Begin RECORDS PROVIDED
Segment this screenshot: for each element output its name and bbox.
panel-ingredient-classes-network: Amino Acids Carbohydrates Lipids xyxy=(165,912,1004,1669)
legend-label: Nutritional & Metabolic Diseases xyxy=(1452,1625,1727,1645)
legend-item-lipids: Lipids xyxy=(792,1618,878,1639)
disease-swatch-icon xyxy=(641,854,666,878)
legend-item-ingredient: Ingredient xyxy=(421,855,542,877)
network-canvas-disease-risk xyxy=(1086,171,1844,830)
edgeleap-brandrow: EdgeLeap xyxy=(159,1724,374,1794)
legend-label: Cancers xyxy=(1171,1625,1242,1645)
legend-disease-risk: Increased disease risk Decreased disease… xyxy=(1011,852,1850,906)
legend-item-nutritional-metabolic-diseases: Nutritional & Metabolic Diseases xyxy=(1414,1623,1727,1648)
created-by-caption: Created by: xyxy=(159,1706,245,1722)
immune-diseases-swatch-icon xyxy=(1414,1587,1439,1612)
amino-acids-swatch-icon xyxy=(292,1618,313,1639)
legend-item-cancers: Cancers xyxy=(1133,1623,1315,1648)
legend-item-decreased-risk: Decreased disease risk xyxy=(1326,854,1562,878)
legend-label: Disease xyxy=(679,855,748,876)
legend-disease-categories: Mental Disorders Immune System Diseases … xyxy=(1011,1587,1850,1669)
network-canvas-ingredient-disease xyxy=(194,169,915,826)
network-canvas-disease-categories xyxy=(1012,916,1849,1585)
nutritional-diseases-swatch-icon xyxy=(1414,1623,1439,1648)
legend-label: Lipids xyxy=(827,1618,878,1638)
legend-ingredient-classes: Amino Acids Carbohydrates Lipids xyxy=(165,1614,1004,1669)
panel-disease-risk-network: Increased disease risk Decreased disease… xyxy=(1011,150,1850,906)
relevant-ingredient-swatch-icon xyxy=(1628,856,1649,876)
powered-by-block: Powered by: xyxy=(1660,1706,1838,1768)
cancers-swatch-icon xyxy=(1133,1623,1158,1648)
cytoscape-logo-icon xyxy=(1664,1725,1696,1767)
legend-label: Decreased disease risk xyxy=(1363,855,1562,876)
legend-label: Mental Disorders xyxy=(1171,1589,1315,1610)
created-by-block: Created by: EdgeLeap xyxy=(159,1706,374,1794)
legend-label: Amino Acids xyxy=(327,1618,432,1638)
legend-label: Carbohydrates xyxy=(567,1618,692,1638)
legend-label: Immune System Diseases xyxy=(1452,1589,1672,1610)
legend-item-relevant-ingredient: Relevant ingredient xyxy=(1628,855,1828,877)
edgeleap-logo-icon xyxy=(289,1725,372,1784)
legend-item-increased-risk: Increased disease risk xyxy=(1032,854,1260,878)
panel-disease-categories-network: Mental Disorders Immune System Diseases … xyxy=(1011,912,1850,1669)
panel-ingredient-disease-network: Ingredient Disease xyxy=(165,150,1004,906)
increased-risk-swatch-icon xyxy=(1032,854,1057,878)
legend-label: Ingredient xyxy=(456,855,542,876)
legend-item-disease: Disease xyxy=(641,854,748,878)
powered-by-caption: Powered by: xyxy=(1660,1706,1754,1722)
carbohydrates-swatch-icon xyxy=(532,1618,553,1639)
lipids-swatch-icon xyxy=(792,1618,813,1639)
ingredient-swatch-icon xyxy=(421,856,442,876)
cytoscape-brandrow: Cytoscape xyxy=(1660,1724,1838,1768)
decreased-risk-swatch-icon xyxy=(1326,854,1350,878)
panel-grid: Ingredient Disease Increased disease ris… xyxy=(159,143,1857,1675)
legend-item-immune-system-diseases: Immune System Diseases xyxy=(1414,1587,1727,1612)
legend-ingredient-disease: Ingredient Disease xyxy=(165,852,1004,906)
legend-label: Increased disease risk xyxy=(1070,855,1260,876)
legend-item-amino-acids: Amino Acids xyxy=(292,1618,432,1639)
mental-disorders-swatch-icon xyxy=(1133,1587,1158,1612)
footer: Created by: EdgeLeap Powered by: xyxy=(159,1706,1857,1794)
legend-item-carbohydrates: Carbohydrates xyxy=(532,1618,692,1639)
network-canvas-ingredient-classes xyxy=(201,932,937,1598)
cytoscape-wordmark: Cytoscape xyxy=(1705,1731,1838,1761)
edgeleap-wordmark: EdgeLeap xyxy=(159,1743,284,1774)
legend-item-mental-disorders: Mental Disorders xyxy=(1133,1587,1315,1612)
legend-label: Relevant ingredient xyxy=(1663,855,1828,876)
End RECORDS PROVIDED
* _WHAT IS BEING ASKED_:
Update the entries by changing every "legend-label" to "legend-text" and keeping all other lines as they are.

* _TASK OUTPUT_:
Segment this screenshot: for each element output its name and bbox.
panel-ingredient-classes-network: Amino Acids Carbohydrates Lipids xyxy=(165,912,1004,1669)
legend-text: Nutritional & Metabolic Diseases xyxy=(1452,1625,1727,1645)
legend-item-lipids: Lipids xyxy=(792,1618,878,1639)
disease-swatch-icon xyxy=(641,854,666,878)
legend-item-ingredient: Ingredient xyxy=(421,855,542,877)
network-canvas-disease-risk xyxy=(1086,171,1844,830)
edgeleap-brandrow: EdgeLeap xyxy=(159,1724,374,1794)
legend-text: Cancers xyxy=(1171,1625,1242,1645)
legend-disease-risk: Increased disease risk Decreased disease… xyxy=(1011,852,1850,906)
legend-item-nutritional-metabolic-diseases: Nutritional & Metabolic Diseases xyxy=(1414,1623,1727,1648)
created-by-caption: Created by: xyxy=(159,1706,245,1722)
immune-diseases-swatch-icon xyxy=(1414,1587,1439,1612)
amino-acids-swatch-icon xyxy=(292,1618,313,1639)
legend-item-cancers: Cancers xyxy=(1133,1623,1315,1648)
legend-item-decreased-risk: Decreased disease risk xyxy=(1326,854,1562,878)
legend-text: Disease xyxy=(679,855,748,876)
legend-disease-categories: Mental Disorders Immune System Diseases … xyxy=(1011,1587,1850,1669)
network-canvas-ingredient-disease xyxy=(194,169,915,826)
network-canvas-disease-categories xyxy=(1012,916,1849,1585)
nutritional-diseases-swatch-icon xyxy=(1414,1623,1439,1648)
legend-text: Lipids xyxy=(827,1618,878,1638)
legend-ingredient-classes: Amino Acids Carbohydrates Lipids xyxy=(165,1614,1004,1669)
panel-disease-risk-network: Increased disease risk Decreased disease… xyxy=(1011,150,1850,906)
relevant-ingredient-swatch-icon xyxy=(1628,856,1649,876)
powered-by-block: Powered by: xyxy=(1660,1706,1838,1768)
cancers-swatch-icon xyxy=(1133,1623,1158,1648)
cytoscape-logo-icon xyxy=(1664,1725,1696,1767)
legend-text: Decreased disease risk xyxy=(1363,855,1562,876)
legend-text: Mental Disorders xyxy=(1171,1589,1315,1610)
created-by-block: Created by: EdgeLeap xyxy=(159,1706,374,1794)
legend-text: Amino Acids xyxy=(327,1618,432,1638)
legend-text: Carbohydrates xyxy=(567,1618,692,1638)
legend-text: Immune System Diseases xyxy=(1452,1589,1672,1610)
legend-item-relevant-ingredient: Relevant ingredient xyxy=(1628,855,1828,877)
edgeleap-logo-icon xyxy=(289,1725,372,1784)
legend-item-increased-risk: Increased disease risk xyxy=(1032,854,1260,878)
panel-disease-categories-network: Mental Disorders Immune System Diseases … xyxy=(1011,912,1850,1669)
panel-ingredient-disease-network: Ingredient Disease xyxy=(165,150,1004,906)
increased-risk-swatch-icon xyxy=(1032,854,1057,878)
legend-text: Ingredient xyxy=(456,855,542,876)
legend-item-disease: Disease xyxy=(641,854,748,878)
powered-by-caption: Powered by: xyxy=(1660,1706,1754,1722)
carbohydrates-swatch-icon xyxy=(532,1618,553,1639)
lipids-swatch-icon xyxy=(792,1618,813,1639)
ingredient-swatch-icon xyxy=(421,856,442,876)
cytoscape-brandrow: Cytoscape xyxy=(1660,1724,1838,1768)
decreased-risk-swatch-icon xyxy=(1326,854,1350,878)
panel-grid: Ingredient Disease Increased disease ris… xyxy=(159,143,1857,1675)
legend-item-immune-system-diseases: Immune System Diseases xyxy=(1414,1587,1727,1612)
legend-ingredient-disease: Ingredient Disease xyxy=(165,852,1004,906)
legend-text: Increased disease risk xyxy=(1070,855,1260,876)
legend-item-amino-acids: Amino Acids xyxy=(292,1618,432,1639)
mental-disorders-swatch-icon xyxy=(1133,1587,1158,1612)
footer: Created by: EdgeLeap Powered by: xyxy=(159,1706,1857,1794)
legend-item-carbohydrates: Carbohydrates xyxy=(532,1618,692,1639)
network-canvas-ingredient-classes xyxy=(201,932,937,1598)
cytoscape-wordmark: Cytoscape xyxy=(1705,1731,1838,1761)
edgeleap-wordmark: EdgeLeap xyxy=(159,1743,284,1774)
legend-item-mental-disorders: Mental Disorders xyxy=(1133,1587,1315,1612)
legend-text: Relevant ingredient xyxy=(1663,855,1828,876)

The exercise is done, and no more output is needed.